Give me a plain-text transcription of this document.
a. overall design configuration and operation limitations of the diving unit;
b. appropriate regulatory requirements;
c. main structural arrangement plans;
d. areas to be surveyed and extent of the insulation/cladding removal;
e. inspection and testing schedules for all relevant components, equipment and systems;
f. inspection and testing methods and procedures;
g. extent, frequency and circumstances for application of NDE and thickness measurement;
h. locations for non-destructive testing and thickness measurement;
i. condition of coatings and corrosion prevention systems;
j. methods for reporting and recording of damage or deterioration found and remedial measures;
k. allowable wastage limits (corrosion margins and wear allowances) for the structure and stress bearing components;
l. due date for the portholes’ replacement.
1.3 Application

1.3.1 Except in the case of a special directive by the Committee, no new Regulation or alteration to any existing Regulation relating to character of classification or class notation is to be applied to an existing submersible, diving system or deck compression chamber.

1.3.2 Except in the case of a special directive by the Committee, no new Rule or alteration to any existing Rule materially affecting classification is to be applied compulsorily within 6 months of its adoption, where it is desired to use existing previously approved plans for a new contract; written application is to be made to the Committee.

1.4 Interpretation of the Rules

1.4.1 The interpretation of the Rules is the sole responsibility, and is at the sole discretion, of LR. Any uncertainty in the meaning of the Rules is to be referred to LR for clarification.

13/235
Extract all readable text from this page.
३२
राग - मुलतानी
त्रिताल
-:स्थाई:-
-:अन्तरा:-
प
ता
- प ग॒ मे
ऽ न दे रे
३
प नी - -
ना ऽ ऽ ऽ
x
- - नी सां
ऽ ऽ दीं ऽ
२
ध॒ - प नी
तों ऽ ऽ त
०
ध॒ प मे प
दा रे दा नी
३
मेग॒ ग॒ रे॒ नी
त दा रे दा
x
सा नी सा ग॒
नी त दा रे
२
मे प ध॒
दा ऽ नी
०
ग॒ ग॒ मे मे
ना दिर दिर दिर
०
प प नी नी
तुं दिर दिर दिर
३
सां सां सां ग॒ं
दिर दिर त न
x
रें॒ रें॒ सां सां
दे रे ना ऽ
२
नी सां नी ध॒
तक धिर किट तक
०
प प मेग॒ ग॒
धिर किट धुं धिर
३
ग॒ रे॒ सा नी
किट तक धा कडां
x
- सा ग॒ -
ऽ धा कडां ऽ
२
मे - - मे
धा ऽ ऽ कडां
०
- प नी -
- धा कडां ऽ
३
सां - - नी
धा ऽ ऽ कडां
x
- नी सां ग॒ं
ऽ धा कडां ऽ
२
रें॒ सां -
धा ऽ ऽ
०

What this task involves
Say how many lines above hold the word "methods", giving only the count.

The result
2